Recorded data
====
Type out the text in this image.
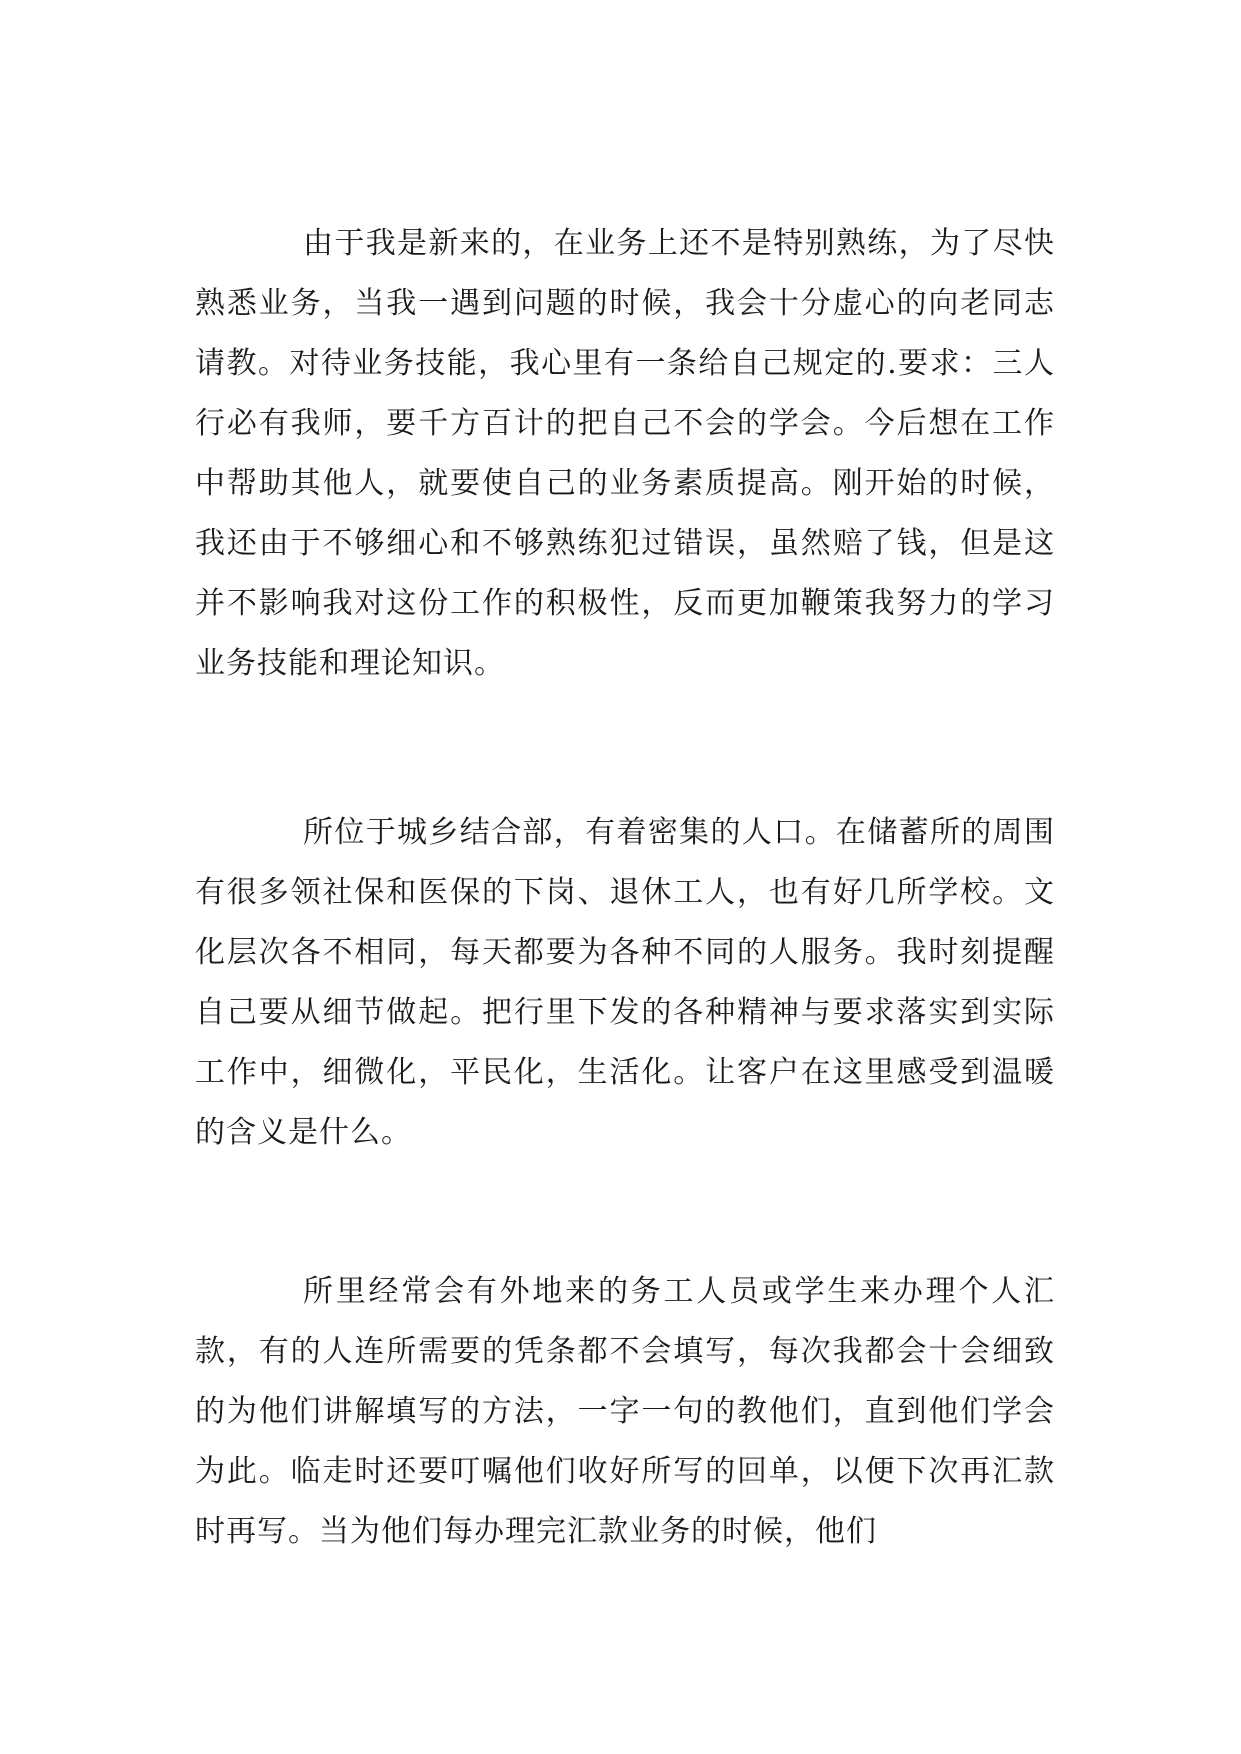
由于我是新来的，在业务上还不是特别熟练，为了尽快熟悉业务，当我一遇到问题的时候，我会十分虚心的向老同志请教。对待业务技能，我心里有一条给自己规定的.要求：三人行必有我师，要千方百计的把自己不会的学会。今后想在工作中帮助其他人，就要使自己的业务素质提高。刚开始的时候，我还由于不够细心和不够熟练犯过错误，虽然赔了钱，但是这并不影响我对这份工作的积极性，反而更加鞭策我努力的学习业务技能和理论知识。

所位于城乡结合部，有着密集的人口。在储蓄所的周围有很多领社保和医保的下岗、退休工人，也有好几所学校。文化层次各不相同，每天都要为各种不同的人服务。我时刻提醒自己要从细节做起。把行里下发的各种精神与要求落实到实际工作中，细微化，平民化，生活化。让客户在这里感受到温暖的含义是什么。

所里经常会有外地来的务工人员或学生来办理个人汇款，有的人连所需要的凭条都不会填写，每次我都会十会细致的为他们讲解填写的方法，一字一句的教他们，直到他们学会为此。临走时还要叮嘱他们收好所写的回单，以便下次再汇款时再写。当为他们每办理完汇款业务的时候，他们
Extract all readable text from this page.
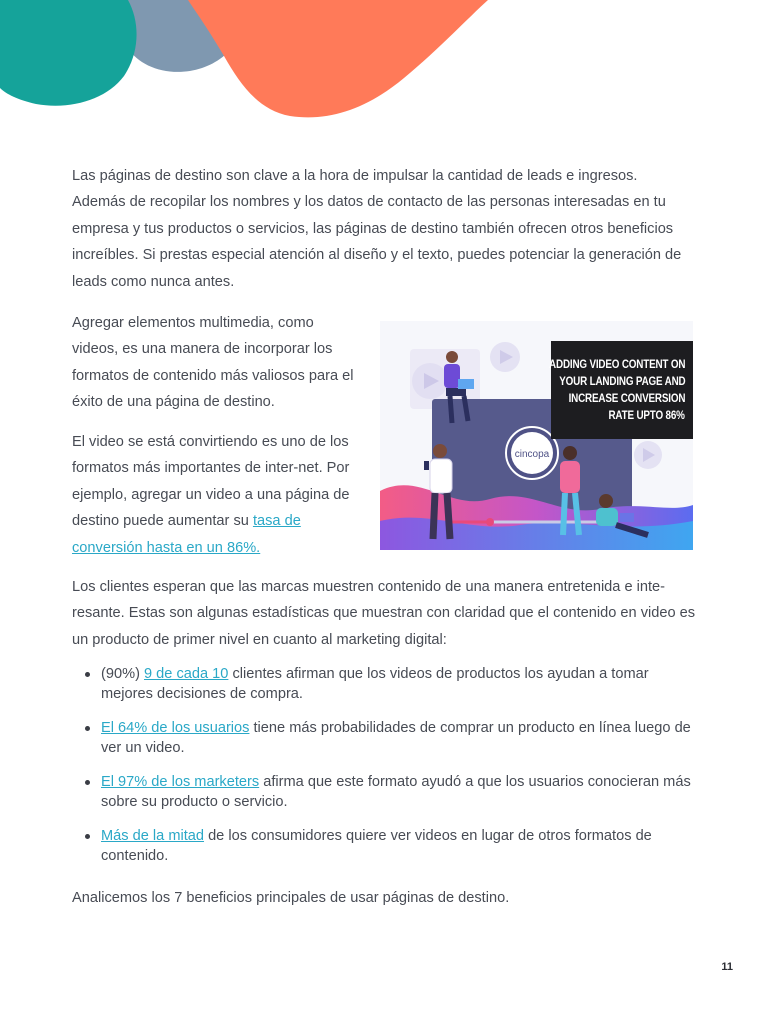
Las páginas de destino son clave a la hora de impulsar la cantidad de leads e ingresos. Además de recopilar los nombres y los datos de contacto de las personas interesadas en tu empresa y tus productos o servicios, las páginas de destino también ofrecen otros beneficios increíbles. Si prestas especial atención al diseño y el texto, puedes potenciar la generación de leads como nunca antes.

Agregar elementos multimedia, como videos, es una manera de incorporar los formatos de contenido más valiosos para el éxito de una página de destino.

El video se está convirtiendo es uno de los formatos más importantes de inter-net. Por ejemplo, agregar un video a una página de destino puede aumentar su tasa de conversión hasta en un 86%.

cincopa
ADDING VIDEO CONTENT ON
YOUR LANDING PAGE AND
INCREASE CONVERSION
RATE UPTO 86%

Los clientes esperan que las marcas muestren contenido de una manera entretenida e inte-resante. Estas son algunas estadísticas que muestran con claridad que el contenido en video es un producto de primer nivel en cuanto al marketing digital:

(90%) 9 de cada 10 clientes afirman que los videos de productos los ayudan a tomar mejores decisiones de compra.
El 64% de los usuarios tiene más probabilidades de comprar un producto en línea luego de ver un video.
El 97% de los marketers afirma que este formato ayudó a que los usuarios conocieran más sobre su producto o servicio.
Más de la mitad de los consumidores quiere ver videos en lugar de otros formatos de contenido.

Analicemos los 7 beneficios principales de usar páginas de destino.

11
====
| What the task asks |
Among the lines of the material, find those that hold the word "usuarios" and copy them.

| Response |
El 64% de los usuarios tiene más probabilidades de comprar un producto en línea luego de ver un video.
El 97% de los marketers afirma que este formato ayudó a que los usuarios conocieran más sobre su producto o servicio.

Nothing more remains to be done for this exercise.